▸ Given instruction: Every line below should be repeated exactly.
-- Begin --
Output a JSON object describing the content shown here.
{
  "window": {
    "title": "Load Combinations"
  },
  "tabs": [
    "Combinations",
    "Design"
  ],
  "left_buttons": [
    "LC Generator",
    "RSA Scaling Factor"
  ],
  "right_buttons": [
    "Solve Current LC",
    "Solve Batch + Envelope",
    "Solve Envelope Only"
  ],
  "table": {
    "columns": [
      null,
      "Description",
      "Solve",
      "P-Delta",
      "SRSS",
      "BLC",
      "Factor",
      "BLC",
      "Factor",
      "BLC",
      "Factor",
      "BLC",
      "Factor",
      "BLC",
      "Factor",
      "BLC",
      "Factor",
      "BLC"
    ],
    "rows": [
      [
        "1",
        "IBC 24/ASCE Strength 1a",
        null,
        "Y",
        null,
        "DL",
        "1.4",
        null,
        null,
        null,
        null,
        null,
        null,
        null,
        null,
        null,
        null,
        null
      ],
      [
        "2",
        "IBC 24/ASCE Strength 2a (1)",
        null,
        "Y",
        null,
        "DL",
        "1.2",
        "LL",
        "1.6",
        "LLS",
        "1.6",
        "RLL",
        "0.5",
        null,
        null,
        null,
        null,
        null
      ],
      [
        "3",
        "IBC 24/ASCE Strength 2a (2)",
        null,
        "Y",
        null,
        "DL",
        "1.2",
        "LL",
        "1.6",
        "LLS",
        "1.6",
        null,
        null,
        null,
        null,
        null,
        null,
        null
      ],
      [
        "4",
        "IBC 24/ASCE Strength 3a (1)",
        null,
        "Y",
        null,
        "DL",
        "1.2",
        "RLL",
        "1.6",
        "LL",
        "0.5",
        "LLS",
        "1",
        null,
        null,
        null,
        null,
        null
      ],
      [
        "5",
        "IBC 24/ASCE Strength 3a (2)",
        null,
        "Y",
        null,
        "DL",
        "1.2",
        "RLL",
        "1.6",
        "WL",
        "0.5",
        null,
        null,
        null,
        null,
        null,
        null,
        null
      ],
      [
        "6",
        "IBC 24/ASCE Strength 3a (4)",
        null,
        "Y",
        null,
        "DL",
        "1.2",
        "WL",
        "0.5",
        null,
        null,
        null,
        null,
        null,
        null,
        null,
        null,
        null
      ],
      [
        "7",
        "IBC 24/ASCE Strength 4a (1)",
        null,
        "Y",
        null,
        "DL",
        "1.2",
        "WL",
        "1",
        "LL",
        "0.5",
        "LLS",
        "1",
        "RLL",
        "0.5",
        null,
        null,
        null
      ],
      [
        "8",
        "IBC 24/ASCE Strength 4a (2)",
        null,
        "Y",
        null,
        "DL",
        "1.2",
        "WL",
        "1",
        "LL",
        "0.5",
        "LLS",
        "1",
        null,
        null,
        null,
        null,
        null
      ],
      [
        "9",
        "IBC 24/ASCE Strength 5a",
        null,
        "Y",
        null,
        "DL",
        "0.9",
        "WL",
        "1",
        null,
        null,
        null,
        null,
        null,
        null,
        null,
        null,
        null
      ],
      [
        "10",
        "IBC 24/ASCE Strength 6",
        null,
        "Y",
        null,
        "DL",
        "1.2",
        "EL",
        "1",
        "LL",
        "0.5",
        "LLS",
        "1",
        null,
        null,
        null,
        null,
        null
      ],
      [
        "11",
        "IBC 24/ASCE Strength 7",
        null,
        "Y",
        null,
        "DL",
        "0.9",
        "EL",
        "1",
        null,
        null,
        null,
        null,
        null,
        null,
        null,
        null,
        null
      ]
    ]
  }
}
-- End --
▸ Result of this exercise:
Output a JSON object describing the content shown here.
{
  "window": {
    "title": "Load Combinations"
  },
  "tabs": [
    "Combinations",
    "Design"
  ],
  "left_buttons": [
    "LC Generator",
    "RSA Scaling Factor"
  ],
  "right_buttons": [
    "Solve Current LC",
    "Solve Batch + Envelope",
    "Solve Envelope Only"
  ],
  "table": {
    "columns": [
      null,
      "Description",
      "Solve",
      "P-Delta",
      "SRSS",
      "BLC",
      "Factor",
      "BLC",
      "Factor",
      "BLC",
      "Factor",
      "BLC",
      "Factor",
      "BLC",
      "Factor",
      "BLC",
      "Factor",
      "BLC"
    ],
    "rows": [
      [
        "1",
        "IBC 24/ASCE Strength 1a",
        null,
        "Y",
        null,
        "DL",
        "1.4",
        null,
        null,
        null,
        null,
        null,
        null,
        null,
        null,
        null,
        null,
        null
      ],
      [
        "2",
        "IBC 24/ASCE Strength 2a (1)",
        null,
        "Y",
        null,
        "DL",
        "1.2",
        "LL",
        "1.6",
        "LLS",
        "1.6",
        "RLL",
        "0.5",
        null,
        null,
        null,
        null,
        null
      ],
      [
        "3",
        "IBC 24/ASCE Strength 2a (2)",
        null,
        "Y",
        null,
        "DL",
        "1.2",
        "LL",
        "1.6",
        "LLS",
        "1.6",
        null,
        null,
        null,
        null,
        null,
        null,
        null
      ],
      [
        "4",
        "IBC 24/ASCE Strength 3a (1)",
        null,
        "Y",
        null,
        "DL",
        "1.2",
        "RLL",
        "1.6",
        "LL",
        "0.5",
        "LLS",
        "1",
        null,
        null,
        null,
        null,
        null
      ],
      [
        "5",
        "IBC 24/ASCE Strength 3a (2)",
        null,
        "Y",
        null,
        "DL",
        "1.2",
        "RLL",
        "1.6",
        "WL",
        "0.5",
        null,
        null,
        null,
        null,
        null,
        null,
        null
      ],
      [
        "6",
        "IBC 24/ASCE Strength 3a (4)",
        null,
        "Y",
        null,
        "DL",
        "1.2",
        "WL",
        "0.5",
        null,
        null,
        null,
        null,
        null,
        null,
        null,
        null,
        null
      ],
      [
        "7",
        "IBC 24/ASCE Strength 4a (1)",
        null,
        "Y",
        null,
        "DL",
        "1.2",
        "WL",
        "1",
        "LL",
        "0.5",
        "LLS",
        "1",
        "RLL",
        "0.5",
        null,
        null,
        null
      ],
      [
        "8",
        "IBC 24/ASCE Strength 4a (2)",
        null,
        "Y",
        null,
        "DL",
        "1.2",
        "WL",
        "1",
        "LL",
        "0.5",
        "LLS",
        "1",
        null,
        null,
        null,
        null,
        null
      ],
      [
        "9",
        "IBC 24/ASCE Strength 5a",
        null,
        "Y",
        null,
        "DL",
        "0.9",
        "WL",
        "1",
        null,
        null,
        null,
        null,
        null,
        null,
        null,
        null,
        null
      ],
      [
        "10",
        "IBC 24/ASCE Strength 6",
        null,
        "Y",
        null,
        "DL",
        "1.2",
        "EL",
        "1",
        "LL",
        "0.5",
        "LLS",
        "1",
        null,
        null,
        null,
        null,
        null
      ],
      [
        "11",
        "IBC 24/ASCE Strength 7",
        null,
        "Y",
        null,
        "DL",
        "0.9",
        "EL",
        "1",
        null,
        null,
        null,
        null,
        null,
        null,
        null,
        null,
        null
      ]
    ]
  }
}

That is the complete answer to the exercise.